Description of the task: Do not carry the pictures over; copy every other part of the entries exactly.

Record list:
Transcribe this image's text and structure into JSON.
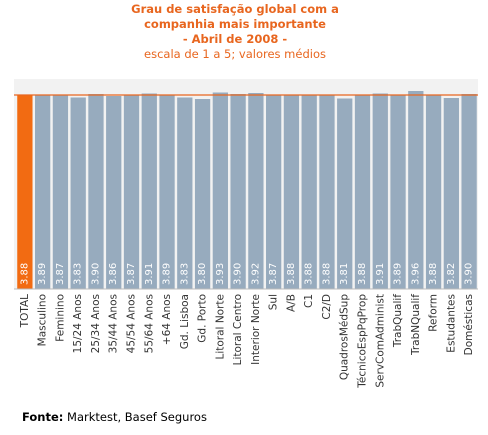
{
  "chart_data": {
    "type": "bar",
    "title_lines": [
      "Grau de satisfação global com a",
      "companhia mais importante",
      "- Abril de 2008 -"
    ],
    "subtitle": "escala de 1 a 5; valores médios",
    "categories": [
      "TOTAL",
      "Masculino",
      "Feminino",
      "15/24 Anos",
      "25/34 Anos",
      "35/44 Anos",
      "45/54 Anos",
      "55/64 Anos",
      "+64 Anos",
      "Gd. Lisboa",
      "Gd. Porto",
      "Litoral Norte",
      "Litoral Centro",
      "Interior Norte",
      "Sul",
      "A/B",
      "C1",
      "C2/D",
      "QuadrosMédSup",
      "TécnicoEspPqProp",
      "ServComAdminist",
      "TrabQualif",
      "TrabNQualif",
      "Reform",
      "Estudantes",
      "Domésticas"
    ],
    "values": [
      3.88,
      3.89,
      3.87,
      3.83,
      3.9,
      3.86,
      3.87,
      3.91,
      3.89,
      3.83,
      3.8,
      3.93,
      3.9,
      3.92,
      3.87,
      3.88,
      3.88,
      3.88,
      3.81,
      3.88,
      3.91,
      3.89,
      3.96,
      3.88,
      3.82,
      3.9
    ],
    "value_labels": [
      "3.88",
      "3.89",
      "3.87",
      "3.83",
      "3.90",
      "3.86",
      "3.87",
      "3.91",
      "3.89",
      "3.83",
      "3.80",
      "3.93",
      "3.90",
      "3.92",
      "3.87",
      "3.88",
      "3.88",
      "3.88",
      "3.81",
      "3.88",
      "3.91",
      "3.89",
      "3.96",
      "3.88",
      "3.82",
      "3.90"
    ],
    "highlight_index": 0,
    "reference_value": 3.88,
    "ylim": [
      0,
      4.2
    ],
    "grid": false,
    "colors": {
      "highlight_bar": "#f26b12",
      "bar": "#97abbe",
      "reference_line": "#e8661f",
      "plot_background": "#f2f2f2",
      "title": "#e8661f",
      "value_label": "#ffffff"
    }
  },
  "source": {
    "label": "Fonte:",
    "text": "Marktest, Basef Seguros"
  }
}
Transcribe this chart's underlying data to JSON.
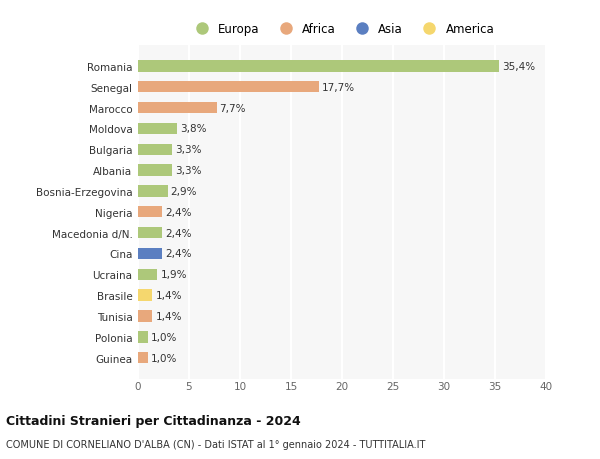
{
  "countries": [
    "Guinea",
    "Polonia",
    "Tunisia",
    "Brasile",
    "Ucraina",
    "Cina",
    "Macedonia d/N.",
    "Nigeria",
    "Bosnia-Erzegovina",
    "Albania",
    "Bulgaria",
    "Moldova",
    "Marocco",
    "Senegal",
    "Romania"
  ],
  "values": [
    1.0,
    1.0,
    1.4,
    1.4,
    1.9,
    2.4,
    2.4,
    2.4,
    2.9,
    3.3,
    3.3,
    3.8,
    7.7,
    17.7,
    35.4
  ],
  "labels": [
    "1,0%",
    "1,0%",
    "1,4%",
    "1,4%",
    "1,9%",
    "2,4%",
    "2,4%",
    "2,4%",
    "2,9%",
    "3,3%",
    "3,3%",
    "3,8%",
    "7,7%",
    "17,7%",
    "35,4%"
  ],
  "continents": [
    "Africa",
    "Europa",
    "Africa",
    "America",
    "Europa",
    "Asia",
    "Europa",
    "Africa",
    "Europa",
    "Europa",
    "Europa",
    "Europa",
    "Africa",
    "Africa",
    "Europa"
  ],
  "continent_colors": {
    "Europa": "#adc87a",
    "Africa": "#e8a87c",
    "Asia": "#5b7fc1",
    "America": "#f5d76e"
  },
  "legend_order": [
    "Europa",
    "Africa",
    "Asia",
    "America"
  ],
  "bg_color": "#ffffff",
  "plot_bg_color": "#f7f7f7",
  "grid_color": "#ffffff",
  "title1": "Cittadini Stranieri per Cittadinanza - 2024",
  "title2": "COMUNE DI CORNELIANO D'ALBA (CN) - Dati ISTAT al 1° gennaio 2024 - TUTTITALIA.IT",
  "xlim": [
    0,
    40
  ],
  "xticks": [
    0,
    5,
    10,
    15,
    20,
    25,
    30,
    35,
    40
  ],
  "bar_height": 0.55
}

Solved exercise:
Transcribe this image's text and structure into JSON.
{
  "chart_data": {
    "type": "bar",
    "title_lines": [
      "Grau de satisfação global com a",
      "companhia mais importante",
      "- Abril de 2008 -"
    ],
    "subtitle": "escala de 1 a 5; valores médios",
    "categories": [
      "TOTAL",
      "Masculino",
      "Feminino",
      "15/24 Anos",
      "25/34 Anos",
      "35/44 Anos",
      "45/54 Anos",
      "55/64 Anos",
      "+64 Anos",
      "Gd. Lisboa",
      "Gd. Porto",
      "Litoral Norte",
      "Litoral Centro",
      "Interior Norte",
      "Sul",
      "A/B",
      "C1",
      "C2/D",
      "QuadrosMédSup",
      "TécnicoEspPqProp",
      "ServComAdminist",
      "TrabQualif",
      "TrabNQualif",
      "Reform",
      "Estudantes",
      "Domésticas"
    ],
    "values": [
      3.88,
      3.89,
      3.87,
      3.83,
      3.9,
      3.86,
      3.87,
      3.91,
      3.89,
      3.83,
      3.8,
      3.93,
      3.9,
      3.92,
      3.87,
      3.88,
      3.88,
      3.88,
      3.81,
      3.88,
      3.91,
      3.89,
      3.96,
      3.88,
      3.82,
      3.9
    ],
    "value_labels": [
      "3.88",
      "3.89",
      "3.87",
      "3.83",
      "3.90",
      "3.86",
      "3.87",
      "3.91",
      "3.89",
      "3.83",
      "3.80",
      "3.93",
      "3.90",
      "3.92",
      "3.87",
      "3.88",
      "3.88",
      "3.88",
      "3.81",
      "3.88",
      "3.91",
      "3.89",
      "3.96",
      "3.88",
      "3.82",
      "3.90"
    ],
    "highlight_index": 0,
    "reference_value": 3.88,
    "ylim": [
      0,
      4.2
    ],
    "grid": false,
    "colors": {
      "highlight_bar": "#f26b12",
      "bar": "#97abbe",
      "reference_line": "#e8661f",
      "plot_background": "#f2f2f2",
      "title": "#e8661f",
      "value_label": "#ffffff"
    }
  },
  "source": {
    "label": "Fonte:",
    "text": "Marktest, Basef Seguros"
  }
}
Transcribe this chart's underlying data to JSON.
{
  "countries": [
    "Guinea",
    "Polonia",
    "Tunisia",
    "Brasile",
    "Ucraina",
    "Cina",
    "Macedonia d/N.",
    "Nigeria",
    "Bosnia-Erzegovina",
    "Albania",
    "Bulgaria",
    "Moldova",
    "Marocco",
    "Senegal",
    "Romania"
  ],
  "values": [
    1.0,
    1.0,
    1.4,
    1.4,
    1.9,
    2.4,
    2.4,
    2.4,
    2.9,
    3.3,
    3.3,
    3.8,
    7.7,
    17.7,
    35.4
  ],
  "labels": [
    "1,0%",
    "1,0%",
    "1,4%",
    "1,4%",
    "1,9%",
    "2,4%",
    "2,4%",
    "2,4%",
    "2,9%",
    "3,3%",
    "3,3%",
    "3,8%",
    "7,7%",
    "17,7%",
    "35,4%"
  ],
  "continents": [
    "Africa",
    "Europa",
    "Africa",
    "America",
    "Europa",
    "Asia",
    "Europa",
    "Africa",
    "Europa",
    "Europa",
    "Europa",
    "Europa",
    "Africa",
    "Africa",
    "Europa"
  ],
  "continent_colors": {
    "Europa": "#adc87a",
    "Africa": "#e8a87c",
    "Asia": "#5b7fc1",
    "America": "#f5d76e"
  },
  "legend_order": [
    "Europa",
    "Africa",
    "Asia",
    "America"
  ],
  "bg_color": "#ffffff",
  "plot_bg_color": "#f7f7f7",
  "grid_color": "#ffffff",
  "title1": "Cittadini Stranieri per Cittadinanza - 2024",
  "title2": "COMUNE DI CORNELIANO D'ALBA (CN) - Dati ISTAT al 1° gennaio 2024 - TUTTITALIA.IT",
  "xlim": [
    0,
    40
  ],
  "xticks": [
    0,
    5,
    10,
    15,
    20,
    25,
    30,
    35,
    40
  ],
  "bar_height": 0.55
}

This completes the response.